Birds & Seeds: Out for the Count & Diversity, Yay!

Before we jump into Spring, I want to take two steps backward.

Bird Count

On December 29, 2024, we participated in the 36th Mount Horeb Area Christmas Bird Count. Kerry Behler coordinated the event, as usual, and compiled reports from 19 different search parties. Over the years, countless participants have seen an average of 54 species in late December. Weather conditions vary from year to year: from cold with lots of snow to foggy and drab, like in 2024.

View from the bench at the far overlook showing the gradual lifting of the morning fog from the marsh. Photo by Jill Feldkamp

Kathie described the day like this: “The heavy fog/very low clouds made everything into a silent and mystical fairyland.” The birds were quiet and hard to see through the mist.

Kerry said our one red-necked pheasant was a good find, and the 17 sandhill cranes seen New Year’s Day were also exceptional (see below for our complete list). Other highlights of the overall count: 37 bluebirds, 56 robins, 927 starlings, 731 juncos, 575 geese, 543 crows, 468 tree sparrows and 427 chickadees.

Several species were unique or found in low numbers, such as the great blue heron, belted kingfisher, northern shrike, brown creeper, winter wren, cedar waxwing and song sparrow. Nine golden-crowned kinglets were found by five different parties!

> _Extracted entries_
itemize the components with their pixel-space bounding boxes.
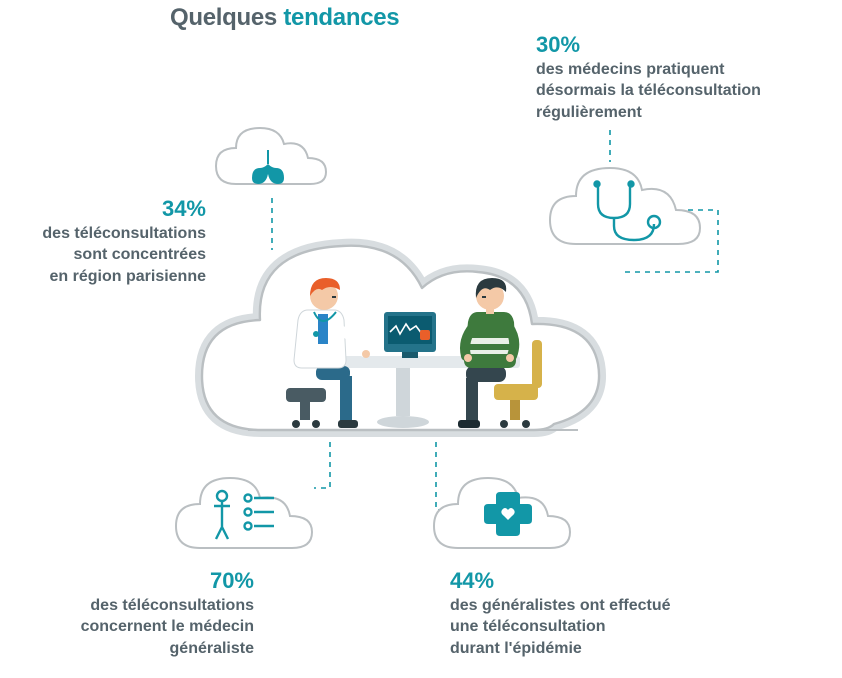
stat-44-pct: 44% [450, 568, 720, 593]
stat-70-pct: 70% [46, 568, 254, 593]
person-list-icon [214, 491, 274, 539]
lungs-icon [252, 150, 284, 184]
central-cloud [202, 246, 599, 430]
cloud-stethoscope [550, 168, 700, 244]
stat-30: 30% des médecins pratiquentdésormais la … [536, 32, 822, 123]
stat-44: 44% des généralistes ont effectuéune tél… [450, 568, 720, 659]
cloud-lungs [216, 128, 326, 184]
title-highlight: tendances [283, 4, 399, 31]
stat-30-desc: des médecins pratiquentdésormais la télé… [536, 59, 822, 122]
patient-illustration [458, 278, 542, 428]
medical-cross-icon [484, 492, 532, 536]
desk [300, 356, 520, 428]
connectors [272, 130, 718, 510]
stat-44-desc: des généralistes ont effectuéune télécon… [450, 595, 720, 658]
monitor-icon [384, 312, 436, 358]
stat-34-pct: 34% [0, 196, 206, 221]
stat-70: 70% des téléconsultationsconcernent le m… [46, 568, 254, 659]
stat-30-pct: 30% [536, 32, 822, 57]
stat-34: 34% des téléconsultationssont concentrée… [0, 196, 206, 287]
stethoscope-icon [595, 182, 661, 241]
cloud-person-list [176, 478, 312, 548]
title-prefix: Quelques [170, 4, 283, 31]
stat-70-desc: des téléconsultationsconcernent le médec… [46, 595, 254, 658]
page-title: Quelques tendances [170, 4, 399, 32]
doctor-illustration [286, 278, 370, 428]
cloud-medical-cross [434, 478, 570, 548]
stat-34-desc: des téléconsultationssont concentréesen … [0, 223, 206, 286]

> _Requirements_
**a.** According to the Christmas bird count text, how many search parties did Kerry Behler compile reports from?
**b.** Continue the Christmas bird count text from where it stops.

> _Results for the exercise_
**a.** 19

**b.**
Participants found 8 different raptor species: bald eagle (9), red-tailed hawk (67), rough-legged hawk (4), kestrel (21), red-shouldered hawk (1), northern harrier (5), sharp-tailed hawks (3) and Cooper’s hawk (6).

Owls were also about in the misty twilight: great horned (4), barred (5), short-eared (2). Woodpeckers were “well represented:” red-headed (18), red-bellied (99), downy (116), hairy (62), pileated (19), flicker (8).

I give you the numbers of individuals to encourage bird walks even when it’s cold outside. You will not be disappointed. Nurture wild places, even in your own yards and neighborhoods, and the birds will come.

Our group, and counts at Pleasant Valley: Kathie Brock, Jill Feldkamp, Pam Joseph (and Ron Lutz on January 1).
Geese (25), mallard (30), pheasant (1), eagle (3), sandhill crane (17), kingfisher (1), red-headed woodpecker (1), red-bellied woodpecker (1), hairy woodpecker (2), pileated woodpecker (1), blue jay (2), crow (5), white-breasted nuthatch (2), robin (4), tree sparrow (7), junco (5) = 16 species total.

A junco keeping warm (a Pixabay-Jason Trek free-for-use photo)

So, how do birds keep warm in winter? They fluff up their down, they shiver, they cuddle. They tuck their feet and they shelter in brush, evergreens and snow hollows. They eat feverishly when they sense cold fronts and storms coming, and they have a physiology that circulates their blood much faster than other animals. Sometimes I liken them to miniature “heat pumps:” They pull heat out of the air in winter to stay warm, and they reverse the process in summer to stay cool.

Making Seed Mixes

Our seed mixing area in Kathie’s basement showing the six individual “baskets” of seed mixes and the stool (with green mat for my butt) I use to sit on while distributing the seeds Amanda hands to me. Kathie keeps the records on weights and species and mix compositions. The stuffed red-headed woodpecker has been my mascot and companion animal in this endeavor every year.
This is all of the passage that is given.